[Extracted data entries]
— begin —
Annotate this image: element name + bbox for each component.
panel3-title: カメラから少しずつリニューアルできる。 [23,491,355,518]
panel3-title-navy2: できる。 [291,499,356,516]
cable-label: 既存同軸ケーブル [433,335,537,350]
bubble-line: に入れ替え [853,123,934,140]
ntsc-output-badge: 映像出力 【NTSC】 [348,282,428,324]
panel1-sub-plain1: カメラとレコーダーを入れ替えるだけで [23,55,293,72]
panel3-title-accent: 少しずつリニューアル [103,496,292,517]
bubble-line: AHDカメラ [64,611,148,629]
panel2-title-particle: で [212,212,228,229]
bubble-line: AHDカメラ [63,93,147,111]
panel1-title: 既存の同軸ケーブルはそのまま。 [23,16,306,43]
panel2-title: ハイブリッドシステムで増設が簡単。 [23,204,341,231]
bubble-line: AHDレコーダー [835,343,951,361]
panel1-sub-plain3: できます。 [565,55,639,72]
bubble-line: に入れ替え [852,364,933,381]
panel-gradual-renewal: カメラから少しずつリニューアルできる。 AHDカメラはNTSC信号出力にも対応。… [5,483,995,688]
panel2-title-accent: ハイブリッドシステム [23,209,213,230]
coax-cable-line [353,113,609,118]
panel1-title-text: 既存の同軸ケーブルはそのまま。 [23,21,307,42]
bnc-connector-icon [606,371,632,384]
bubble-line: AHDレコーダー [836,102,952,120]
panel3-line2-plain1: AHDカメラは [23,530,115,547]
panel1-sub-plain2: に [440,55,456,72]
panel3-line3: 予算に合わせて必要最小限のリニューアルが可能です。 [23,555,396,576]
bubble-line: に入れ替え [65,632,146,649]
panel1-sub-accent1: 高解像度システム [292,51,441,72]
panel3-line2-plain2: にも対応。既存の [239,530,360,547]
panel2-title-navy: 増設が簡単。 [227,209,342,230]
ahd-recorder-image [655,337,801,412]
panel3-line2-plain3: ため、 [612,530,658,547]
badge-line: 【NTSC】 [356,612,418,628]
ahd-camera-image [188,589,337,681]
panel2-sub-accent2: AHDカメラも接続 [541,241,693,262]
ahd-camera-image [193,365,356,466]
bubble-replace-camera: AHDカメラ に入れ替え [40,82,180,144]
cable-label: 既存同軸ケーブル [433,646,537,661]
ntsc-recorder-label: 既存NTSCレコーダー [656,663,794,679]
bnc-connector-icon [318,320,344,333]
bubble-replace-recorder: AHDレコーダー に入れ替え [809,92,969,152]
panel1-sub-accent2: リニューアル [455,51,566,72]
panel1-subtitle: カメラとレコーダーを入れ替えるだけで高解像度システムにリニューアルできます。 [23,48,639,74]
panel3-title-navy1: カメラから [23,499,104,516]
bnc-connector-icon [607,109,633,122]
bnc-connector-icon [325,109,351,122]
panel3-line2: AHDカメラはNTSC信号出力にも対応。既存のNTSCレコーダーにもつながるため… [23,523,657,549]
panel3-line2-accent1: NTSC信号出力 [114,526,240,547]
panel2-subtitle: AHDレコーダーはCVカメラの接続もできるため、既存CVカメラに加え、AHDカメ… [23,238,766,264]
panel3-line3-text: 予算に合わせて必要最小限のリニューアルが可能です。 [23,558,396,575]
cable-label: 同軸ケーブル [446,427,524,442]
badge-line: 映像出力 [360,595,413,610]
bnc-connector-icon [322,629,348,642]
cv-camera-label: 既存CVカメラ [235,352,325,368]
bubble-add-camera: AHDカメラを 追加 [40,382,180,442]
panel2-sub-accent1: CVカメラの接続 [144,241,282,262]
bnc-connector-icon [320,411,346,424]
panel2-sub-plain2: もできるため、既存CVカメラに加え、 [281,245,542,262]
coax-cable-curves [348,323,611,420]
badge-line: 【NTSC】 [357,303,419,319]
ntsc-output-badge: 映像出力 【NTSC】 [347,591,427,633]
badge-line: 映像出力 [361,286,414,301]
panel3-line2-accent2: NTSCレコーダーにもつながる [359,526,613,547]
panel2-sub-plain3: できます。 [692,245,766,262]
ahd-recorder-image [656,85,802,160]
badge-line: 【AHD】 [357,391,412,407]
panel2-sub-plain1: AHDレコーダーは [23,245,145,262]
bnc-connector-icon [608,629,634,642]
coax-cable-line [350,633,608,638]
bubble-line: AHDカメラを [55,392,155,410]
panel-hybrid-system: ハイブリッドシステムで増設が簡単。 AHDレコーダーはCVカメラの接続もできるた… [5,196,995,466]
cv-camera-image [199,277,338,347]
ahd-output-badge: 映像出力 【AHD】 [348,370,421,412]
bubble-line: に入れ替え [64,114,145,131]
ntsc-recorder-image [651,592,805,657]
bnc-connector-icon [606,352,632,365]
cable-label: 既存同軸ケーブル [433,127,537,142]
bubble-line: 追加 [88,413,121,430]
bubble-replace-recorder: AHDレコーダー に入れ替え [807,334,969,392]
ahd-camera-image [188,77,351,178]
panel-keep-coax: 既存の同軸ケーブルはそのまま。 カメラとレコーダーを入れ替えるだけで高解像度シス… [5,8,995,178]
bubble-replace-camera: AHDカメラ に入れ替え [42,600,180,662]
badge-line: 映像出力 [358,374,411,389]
— end —
_What you will do:_
Edit the stretch of the listing from its first line through the line containing "panel1-title: 既存の同軸ケーブルはそのまま。 [23,16,306,43]", changing every "bubble-line" to "callout-line" and leaving all else as it is.

_Answer for the task:_
Annotate this image: element name + bbox for each component.
panel3-title: カメラから少しずつリニューアルできる。 [23,491,355,518]
panel3-title-navy2: できる。 [291,499,356,516]
cable-label: 既存同軸ケーブル [433,335,537,350]
callout-line: に入れ替え [853,123,934,140]
ntsc-output-badge: 映像出力 【NTSC】 [348,282,428,324]
panel1-sub-plain1: カメラとレコーダーを入れ替えるだけで [23,55,293,72]
panel3-title-accent: 少しずつリニューアル [103,496,292,517]
callout-line: AHDカメラ [64,611,148,629]
panel2-title-particle: で [212,212,228,229]
callout-line: AHDカメラ [63,93,147,111]
panel1-title: 既存の同軸ケーブルはそのまま。 [23,16,306,43]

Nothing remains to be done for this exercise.